• Task description
Extract the line that contains "Type out the text in this image." and every line after it through the end of the records below, exactly as written, leaving out any pictures.
# # # # # # #
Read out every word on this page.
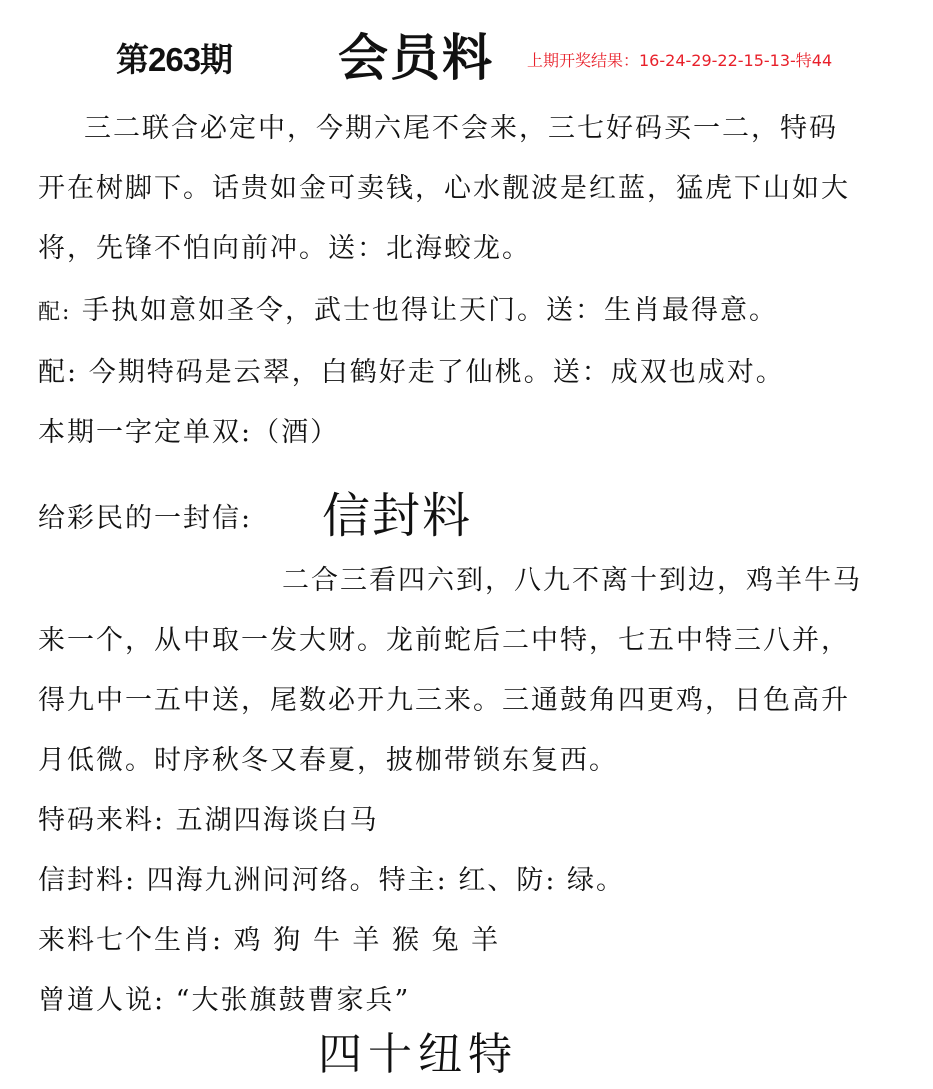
第263期 会员料 上期开奖结果：16-24-29-22-15-13-特44
三二联合必定中，今期六尾不会来，三七好码买一二，特码
开在树脚下。话贵如金可卖钱，心水靓波是红蓝，猛虎下山如大
将，先锋不怕向前冲。送：北海蛟龙。
配: 手执如意如圣令，武士也得让天门。送：生肖最得意。
配: 今期特码是云翠，白鹤好走了仙桃。送：成双也成对。
本期一字定单双:（酒）
给彩民的一封信: 信封料
二合三看四六到，八九不离十到边，鸡羊牛马
来一个，从中取一发大财。龙前蛇后二中特，七五中特三八并，
得九中一五中送，尾数必开九三来。三通鼓角四更鸡，日色高升
月低微。时序秋冬又春夏，披枷带锁东复西。
特码来料: 五湖四海谈白马
信封料: 四海九洲问河络。特主: 红、防: 绿。
来料七个生肖: 鸡 狗 牛 羊 猴 兔 羊
曾道人说: “大张旗鼓曹家兵”
四十纽特
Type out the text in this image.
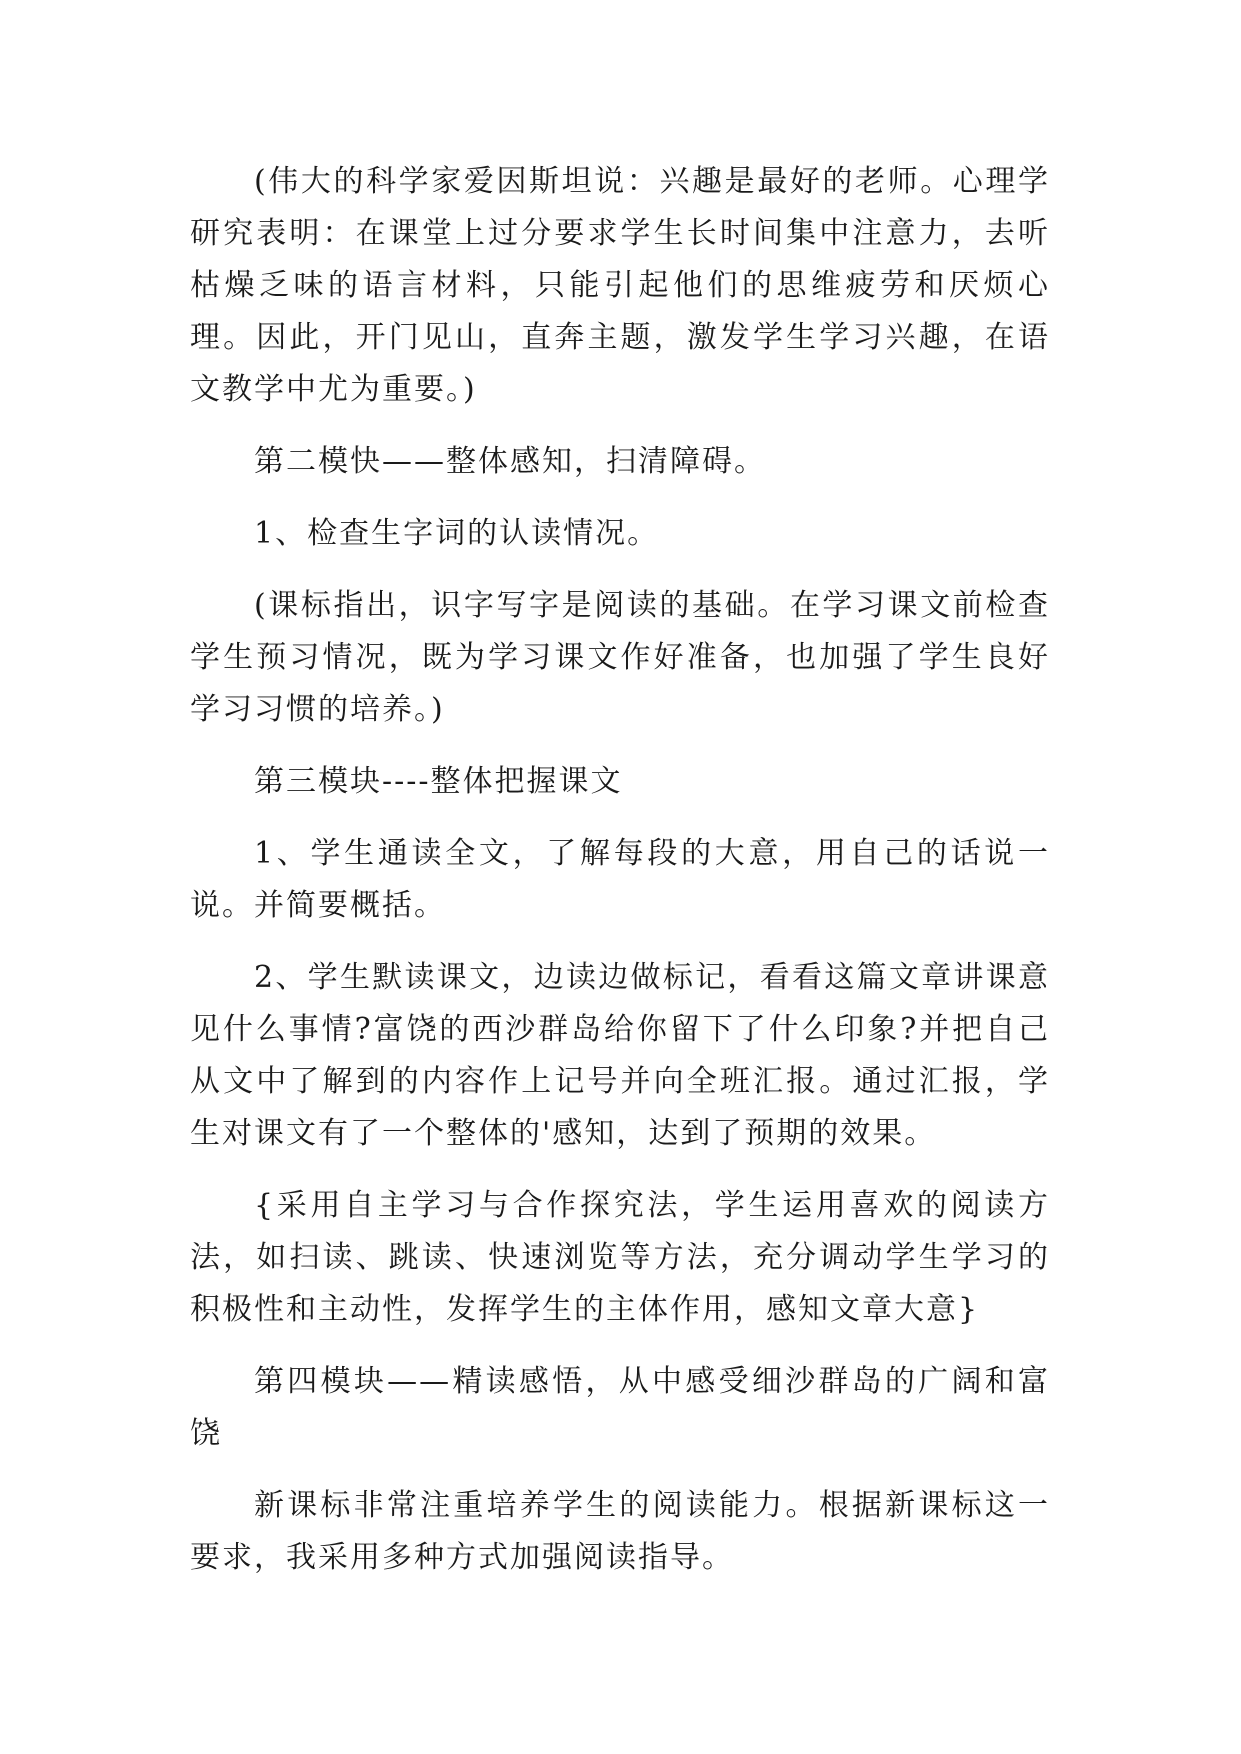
(伟大的科学家爱因斯坦说：兴趣是最好的老师。心理学研究表明：在课堂上过分要求学生长时间集中注意力，去听枯燥乏味的语言材料，只能引起他们的思维疲劳和厌烦心理。因此，开门见山，直奔主题，激发学生学习兴趣，在语文教学中尤为重要。)

第二模快——整体感知，扫清障碍。

1、检查生字词的认读情况。

(课标指出，识字写字是阅读的基础。在学习课文前检查学生预习情况，既为学习课文作好准备，也加强了学生良好学习习惯的培养。)

第三模块----整体把握课文

1、学生通读全文，了解每段的大意，用自己的话说一说。并简要概括。

2、学生默读课文，边读边做标记，看看这篇文章讲课意见什么事情?富饶的西沙群岛给你留下了什么印象?并把自己从文中了解到的内容作上记号并向全班汇报。通过汇报，学生对课文有了一个整体的'感知，达到了预期的效果。

{采用自主学习与合作探究法，学生运用喜欢的阅读方法，如扫读、跳读、快速浏览等方法，充分调动学生学习的积极性和主动性，发挥学生的主体作用，感知文章大意}

第四模块——精读感悟，从中感受细沙群岛的广阔和富饶

新课标非常注重培养学生的阅读能力。根据新课标这一要求，我采用多种方式加强阅读指导。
# # # # # # #
• Exercise result
Type out the text in this image.
(伟大的科学家爱因斯坦说：兴趣是最好的老师。心理学研究表明：在课堂上过分要求学生长时间集中注意力，去听枯燥乏味的语言材料，只能引起他们的思维疲劳和厌烦心理。因此，开门见山，直奔主题，激发学生学习兴趣，在语文教学中尤为重要。)

第二模快——整体感知，扫清障碍。

1、检查生字词的认读情况。

(课标指出，识字写字是阅读的基础。在学习课文前检查学生预习情况，既为学习课文作好准备，也加强了学生良好学习习惯的培养。)

第三模块----整体把握课文

1、学生通读全文，了解每段的大意，用自己的话说一说。并简要概括。

2、学生默读课文，边读边做标记，看看这篇文章讲课意见什么事情?富饶的西沙群岛给你留下了什么印象?并把自己从文中了解到的内容作上记号并向全班汇报。通过汇报，学生对课文有了一个整体的'感知，达到了预期的效果。

{采用自主学习与合作探究法，学生运用喜欢的阅读方法，如扫读、跳读、快速浏览等方法，充分调动学生学习的积极性和主动性，发挥学生的主体作用，感知文章大意}

第四模块——精读感悟，从中感受细沙群岛的广阔和富饶

新课标非常注重培养学生的阅读能力。根据新课标这一要求，我采用多种方式加强阅读指导。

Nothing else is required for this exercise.